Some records
---

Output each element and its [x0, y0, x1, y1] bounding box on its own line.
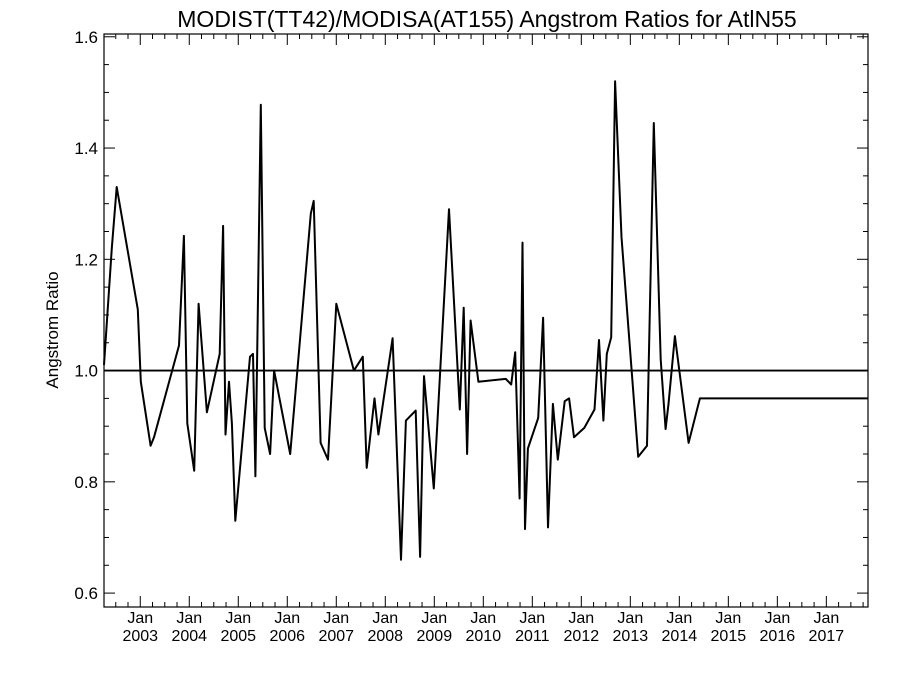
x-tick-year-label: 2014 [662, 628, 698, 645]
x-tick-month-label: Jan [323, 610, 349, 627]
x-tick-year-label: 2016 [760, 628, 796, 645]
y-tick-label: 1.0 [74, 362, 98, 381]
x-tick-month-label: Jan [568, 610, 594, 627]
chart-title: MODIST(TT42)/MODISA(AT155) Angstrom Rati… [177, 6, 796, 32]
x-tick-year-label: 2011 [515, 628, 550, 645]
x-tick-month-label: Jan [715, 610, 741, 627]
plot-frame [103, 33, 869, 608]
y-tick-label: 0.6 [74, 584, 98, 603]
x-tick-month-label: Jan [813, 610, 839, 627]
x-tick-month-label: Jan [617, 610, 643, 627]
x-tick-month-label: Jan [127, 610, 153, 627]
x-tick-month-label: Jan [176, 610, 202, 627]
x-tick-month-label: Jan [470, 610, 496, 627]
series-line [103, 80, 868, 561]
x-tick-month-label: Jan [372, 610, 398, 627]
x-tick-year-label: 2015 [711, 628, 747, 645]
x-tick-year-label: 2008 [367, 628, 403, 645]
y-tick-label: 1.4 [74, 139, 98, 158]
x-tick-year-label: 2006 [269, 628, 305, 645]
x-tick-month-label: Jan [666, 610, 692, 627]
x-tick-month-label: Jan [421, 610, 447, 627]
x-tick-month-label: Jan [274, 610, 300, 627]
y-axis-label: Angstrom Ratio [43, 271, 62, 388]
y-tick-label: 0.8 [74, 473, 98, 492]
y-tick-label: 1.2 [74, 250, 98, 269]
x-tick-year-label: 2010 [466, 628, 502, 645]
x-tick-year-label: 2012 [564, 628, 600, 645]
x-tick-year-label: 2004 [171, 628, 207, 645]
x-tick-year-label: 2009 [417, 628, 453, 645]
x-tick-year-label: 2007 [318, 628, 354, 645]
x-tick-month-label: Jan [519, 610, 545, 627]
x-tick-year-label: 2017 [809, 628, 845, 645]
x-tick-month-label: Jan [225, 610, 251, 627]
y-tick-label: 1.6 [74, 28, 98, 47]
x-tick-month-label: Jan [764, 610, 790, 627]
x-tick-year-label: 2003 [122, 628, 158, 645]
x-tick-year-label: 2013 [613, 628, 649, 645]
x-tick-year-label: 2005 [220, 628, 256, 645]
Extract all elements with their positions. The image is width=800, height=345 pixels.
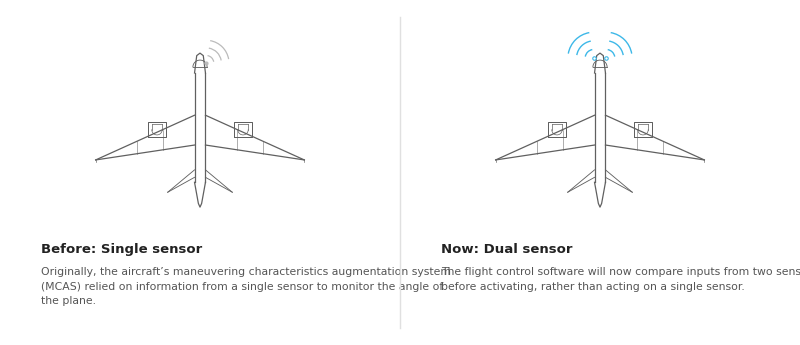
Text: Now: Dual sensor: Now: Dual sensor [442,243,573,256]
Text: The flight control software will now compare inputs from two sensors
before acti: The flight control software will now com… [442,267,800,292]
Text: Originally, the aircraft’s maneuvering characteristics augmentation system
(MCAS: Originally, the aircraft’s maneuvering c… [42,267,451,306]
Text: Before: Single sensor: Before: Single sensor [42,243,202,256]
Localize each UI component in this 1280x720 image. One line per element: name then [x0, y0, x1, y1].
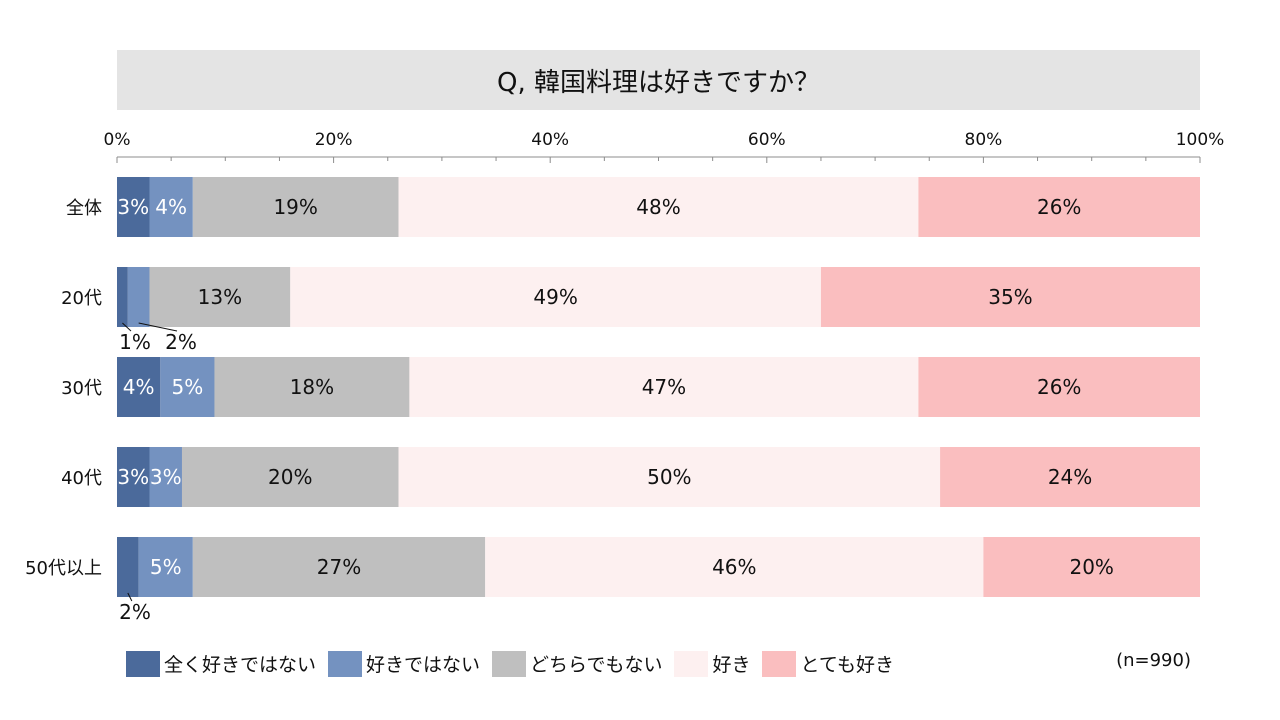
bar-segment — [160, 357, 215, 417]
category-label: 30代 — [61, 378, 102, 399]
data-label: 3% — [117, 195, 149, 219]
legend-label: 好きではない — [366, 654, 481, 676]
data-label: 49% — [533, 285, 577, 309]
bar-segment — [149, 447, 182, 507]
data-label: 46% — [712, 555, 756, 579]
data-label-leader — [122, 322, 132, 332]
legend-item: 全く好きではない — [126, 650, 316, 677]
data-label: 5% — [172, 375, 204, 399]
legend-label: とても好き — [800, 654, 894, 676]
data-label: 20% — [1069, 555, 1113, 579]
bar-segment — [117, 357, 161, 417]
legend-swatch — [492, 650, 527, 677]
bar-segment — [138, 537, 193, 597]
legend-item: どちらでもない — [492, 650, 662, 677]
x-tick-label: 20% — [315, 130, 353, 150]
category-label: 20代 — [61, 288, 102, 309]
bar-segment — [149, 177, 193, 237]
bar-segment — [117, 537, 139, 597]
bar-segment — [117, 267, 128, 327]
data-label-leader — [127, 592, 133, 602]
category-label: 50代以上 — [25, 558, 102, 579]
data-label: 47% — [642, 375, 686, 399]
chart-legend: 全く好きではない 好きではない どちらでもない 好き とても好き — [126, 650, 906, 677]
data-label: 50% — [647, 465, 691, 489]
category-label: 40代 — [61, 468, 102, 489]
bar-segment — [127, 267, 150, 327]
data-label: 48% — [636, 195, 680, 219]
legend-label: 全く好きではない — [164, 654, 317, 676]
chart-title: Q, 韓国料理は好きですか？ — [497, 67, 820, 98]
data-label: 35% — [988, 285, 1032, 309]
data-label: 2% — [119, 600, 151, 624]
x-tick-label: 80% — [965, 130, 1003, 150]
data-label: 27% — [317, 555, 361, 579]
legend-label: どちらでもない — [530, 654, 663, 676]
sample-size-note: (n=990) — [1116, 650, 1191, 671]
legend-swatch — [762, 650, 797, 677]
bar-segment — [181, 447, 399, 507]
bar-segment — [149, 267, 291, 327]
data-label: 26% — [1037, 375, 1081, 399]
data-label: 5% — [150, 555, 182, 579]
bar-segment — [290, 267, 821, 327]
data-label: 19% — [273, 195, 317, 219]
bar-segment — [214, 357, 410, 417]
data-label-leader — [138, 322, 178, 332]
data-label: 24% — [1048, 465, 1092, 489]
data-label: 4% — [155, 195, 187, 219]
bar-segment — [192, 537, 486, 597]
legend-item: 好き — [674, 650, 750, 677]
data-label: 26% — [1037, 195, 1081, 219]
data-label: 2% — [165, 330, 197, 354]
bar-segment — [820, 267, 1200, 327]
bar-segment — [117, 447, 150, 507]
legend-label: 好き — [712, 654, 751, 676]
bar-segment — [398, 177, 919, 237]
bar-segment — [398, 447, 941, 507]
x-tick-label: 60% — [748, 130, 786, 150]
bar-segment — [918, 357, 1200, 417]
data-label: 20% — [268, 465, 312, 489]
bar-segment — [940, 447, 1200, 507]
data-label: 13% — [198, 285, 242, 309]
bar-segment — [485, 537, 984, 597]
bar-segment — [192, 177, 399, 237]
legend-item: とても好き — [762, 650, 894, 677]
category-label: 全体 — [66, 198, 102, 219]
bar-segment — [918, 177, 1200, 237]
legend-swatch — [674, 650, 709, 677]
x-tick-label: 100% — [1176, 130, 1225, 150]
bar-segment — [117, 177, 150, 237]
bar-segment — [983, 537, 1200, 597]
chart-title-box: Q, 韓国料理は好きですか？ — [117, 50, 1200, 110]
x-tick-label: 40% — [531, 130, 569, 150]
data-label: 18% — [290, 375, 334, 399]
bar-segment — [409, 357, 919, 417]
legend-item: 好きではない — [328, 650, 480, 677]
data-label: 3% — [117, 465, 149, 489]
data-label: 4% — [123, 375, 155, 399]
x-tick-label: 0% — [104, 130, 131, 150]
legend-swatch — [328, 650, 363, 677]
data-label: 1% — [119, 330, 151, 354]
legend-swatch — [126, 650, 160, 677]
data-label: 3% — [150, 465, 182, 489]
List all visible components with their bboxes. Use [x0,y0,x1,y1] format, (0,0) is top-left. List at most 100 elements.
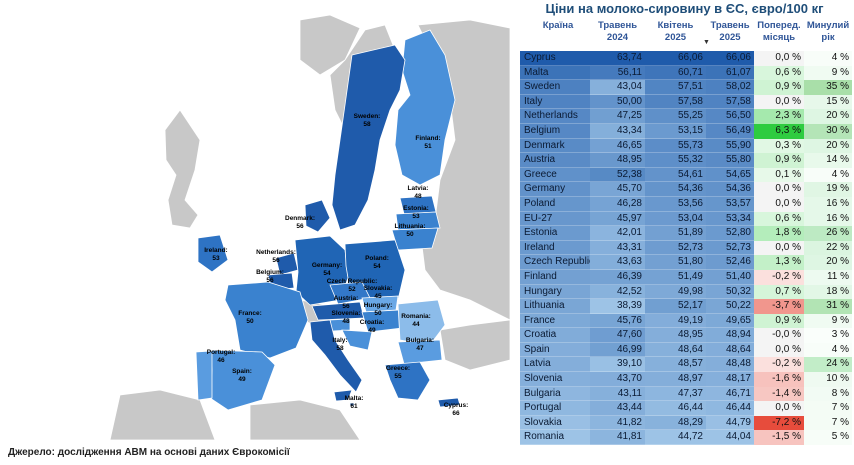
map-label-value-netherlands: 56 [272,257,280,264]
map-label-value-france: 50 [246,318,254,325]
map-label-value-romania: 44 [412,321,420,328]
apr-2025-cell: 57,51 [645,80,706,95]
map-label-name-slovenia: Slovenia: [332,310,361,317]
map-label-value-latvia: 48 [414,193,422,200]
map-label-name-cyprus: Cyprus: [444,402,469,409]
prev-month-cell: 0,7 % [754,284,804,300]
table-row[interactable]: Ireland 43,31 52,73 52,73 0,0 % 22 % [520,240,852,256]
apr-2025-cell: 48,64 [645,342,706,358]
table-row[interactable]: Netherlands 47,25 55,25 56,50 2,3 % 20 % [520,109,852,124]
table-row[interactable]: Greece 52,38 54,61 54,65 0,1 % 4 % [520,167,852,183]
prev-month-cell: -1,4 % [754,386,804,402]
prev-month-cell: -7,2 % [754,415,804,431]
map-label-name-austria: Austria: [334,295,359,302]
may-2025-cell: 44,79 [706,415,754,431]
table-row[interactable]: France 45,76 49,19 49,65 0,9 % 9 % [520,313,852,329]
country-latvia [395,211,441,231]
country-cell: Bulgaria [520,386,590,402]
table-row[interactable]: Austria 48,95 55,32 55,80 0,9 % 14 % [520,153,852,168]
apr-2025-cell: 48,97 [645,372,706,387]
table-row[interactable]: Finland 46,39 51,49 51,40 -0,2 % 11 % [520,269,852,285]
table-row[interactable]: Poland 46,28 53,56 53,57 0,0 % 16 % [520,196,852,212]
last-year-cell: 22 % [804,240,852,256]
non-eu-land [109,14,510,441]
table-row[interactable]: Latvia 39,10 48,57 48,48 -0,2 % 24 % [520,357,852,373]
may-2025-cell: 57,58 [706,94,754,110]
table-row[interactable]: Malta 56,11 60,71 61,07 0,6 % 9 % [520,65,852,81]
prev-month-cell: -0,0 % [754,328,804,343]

---

▶ _Directions_
Reproduce only the part of the rows that opens with the line containing "Text: Now: Dual" and closes with the line containing "Localize each UI". Change "flight control software" to "flight management software" and leave everything else in those lines as it is.

▶ _Task solution_
Text: Now: Dual sensor: Now: Dual sensor [442,243,573,256]
Text: The flight management software will now compare inputs from two sensors
before acti: The flight management software will now com… [442,267,800,292]
Text: Originally, the aircraft’s maneuvering characteristics augmentation system
(MCAS: Originally, the aircraft’s maneuvering c… [42,267,451,306]
Text: Before: Single sensor: Before: Single sensor [42,243,202,256]
Localize each UI component in this 1280x720 image. One line per element: name then [x0, y0, x1, y1].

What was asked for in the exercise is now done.